# Start of DATA PROVIDED

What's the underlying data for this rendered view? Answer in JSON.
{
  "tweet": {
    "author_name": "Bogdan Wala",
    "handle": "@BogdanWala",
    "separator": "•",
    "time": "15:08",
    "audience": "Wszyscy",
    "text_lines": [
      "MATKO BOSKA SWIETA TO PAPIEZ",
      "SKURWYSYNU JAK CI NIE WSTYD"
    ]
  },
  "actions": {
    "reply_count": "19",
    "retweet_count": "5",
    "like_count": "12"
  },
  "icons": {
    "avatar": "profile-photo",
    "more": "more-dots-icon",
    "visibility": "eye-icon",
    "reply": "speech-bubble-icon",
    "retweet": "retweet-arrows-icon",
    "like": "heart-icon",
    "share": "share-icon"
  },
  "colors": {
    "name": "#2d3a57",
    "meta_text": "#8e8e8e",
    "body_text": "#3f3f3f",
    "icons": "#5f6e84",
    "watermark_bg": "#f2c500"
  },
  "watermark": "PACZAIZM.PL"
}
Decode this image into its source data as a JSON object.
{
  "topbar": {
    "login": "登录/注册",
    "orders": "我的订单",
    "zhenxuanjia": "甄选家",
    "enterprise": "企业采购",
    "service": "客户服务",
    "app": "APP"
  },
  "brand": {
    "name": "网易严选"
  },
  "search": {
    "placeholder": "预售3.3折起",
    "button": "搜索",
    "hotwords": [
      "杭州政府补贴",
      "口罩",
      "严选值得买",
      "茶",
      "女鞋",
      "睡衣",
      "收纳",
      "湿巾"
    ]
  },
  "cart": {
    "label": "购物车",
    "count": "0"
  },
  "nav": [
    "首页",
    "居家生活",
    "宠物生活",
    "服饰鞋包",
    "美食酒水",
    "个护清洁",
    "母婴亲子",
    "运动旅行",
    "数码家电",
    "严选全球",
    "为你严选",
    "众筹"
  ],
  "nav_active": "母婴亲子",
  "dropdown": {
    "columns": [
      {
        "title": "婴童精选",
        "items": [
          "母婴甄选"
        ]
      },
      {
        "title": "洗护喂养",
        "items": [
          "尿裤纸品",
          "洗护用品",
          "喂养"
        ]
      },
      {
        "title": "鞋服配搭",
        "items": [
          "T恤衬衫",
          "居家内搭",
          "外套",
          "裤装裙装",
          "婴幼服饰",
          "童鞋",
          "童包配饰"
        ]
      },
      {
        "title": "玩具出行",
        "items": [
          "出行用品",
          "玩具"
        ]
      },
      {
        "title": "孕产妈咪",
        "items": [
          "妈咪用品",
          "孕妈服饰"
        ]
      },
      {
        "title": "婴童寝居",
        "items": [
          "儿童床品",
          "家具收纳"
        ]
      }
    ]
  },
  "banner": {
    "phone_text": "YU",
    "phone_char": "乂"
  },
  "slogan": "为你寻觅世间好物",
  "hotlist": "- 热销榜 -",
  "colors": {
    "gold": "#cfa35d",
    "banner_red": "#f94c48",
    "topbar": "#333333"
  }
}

# End of DATA PROVIDED

**SHORT EXERCISE**
Transcribe all of the lines in the records precisely.

**RESULT FOR THIS TASK**
What's the underlying data for this rendered view? Answer in JSON.
{
  "tweet": {
    "author_name": "Bogdan Wala",
    "handle": "@BogdanWala",
    "separator": "•",
    "time": "15:08",
    "audience": "Wszyscy",
    "text_lines": [
      "MATKO BOSKA SWIETA TO PAPIEZ",
      "SKURWYSYNU JAK CI NIE WSTYD"
    ]
  },
  "actions": {
    "reply_count": "19",
    "retweet_count": "5",
    "like_count": "12"
  },
  "icons": {
    "avatar": "profile-photo",
    "more": "more-dots-icon",
    "visibility": "eye-icon",
    "reply": "speech-bubble-icon",
    "retweet": "retweet-arrows-icon",
    "like": "heart-icon",
    "share": "share-icon"
  },
  "colors": {
    "name": "#2d3a57",
    "meta_text": "#8e8e8e",
    "body_text": "#3f3f3f",
    "icons": "#5f6e84",
    "watermark_bg": "#f2c500"
  },
  "watermark": "PACZAIZM.PL"
}
Decode this image into its source data as a JSON object.
{
  "topbar": {
    "login": "登录/注册",
    "orders": "我的订单",
    "zhenxuanjia": "甄选家",
    "enterprise": "企业采购",
    "service": "客户服务",
    "app": "APP"
  },
  "brand": {
    "name": "网易严选"
  },
  "search": {
    "placeholder": "预售3.3折起",
    "button": "搜索",
    "hotwords": [
      "杭州政府补贴",
      "口罩",
      "严选值得买",
      "茶",
      "女鞋",
      "睡衣",
      "收纳",
      "湿巾"
    ]
  },
  "cart": {
    "label": "购物车",
    "count": "0"
  },
  "nav": [
    "首页",
    "居家生活",
    "宠物生活",
    "服饰鞋包",
    "美食酒水",
    "个护清洁",
    "母婴亲子",
    "运动旅行",
    "数码家电",
    "严选全球",
    "为你严选",
    "众筹"
  ],
  "nav_active": "母婴亲子",
  "dropdown": {
    "columns": [
      {
        "title": "婴童精选",
        "items": [
          "母婴甄选"
        ]
      },
      {
        "title": "洗护喂养",
        "items": [
          "尿裤纸品",
          "洗护用品",
          "喂养"
        ]
      },
      {
        "title": "鞋服配搭",
        "items": [
          "T恤衬衫",
          "居家内搭",
          "外套",
          "裤装裙装",
          "婴幼服饰",
          "童鞋",
          "童包配饰"
        ]
      },
      {
        "title": "玩具出行",
        "items": [
          "出行用品",
          "玩具"
        ]
      },
      {
        "title": "孕产妈咪",
        "items": [
          "妈咪用品",
          "孕妈服饰"
        ]
      },
      {
        "title": "婴童寝居",
        "items": [
          "儿童床品",
          "家具收纳"
        ]
      }
    ]
  },
  "banner": {
    "phone_text": "YU",
    "phone_char": "乂"
  },
  "slogan": "为你寻觅世间好物",
  "hotlist": "- 热销榜 -",
  "colors": {
    "gold": "#cfa35d",
    "banner_red": "#f94c48",
    "topbar": "#333333"
  }
}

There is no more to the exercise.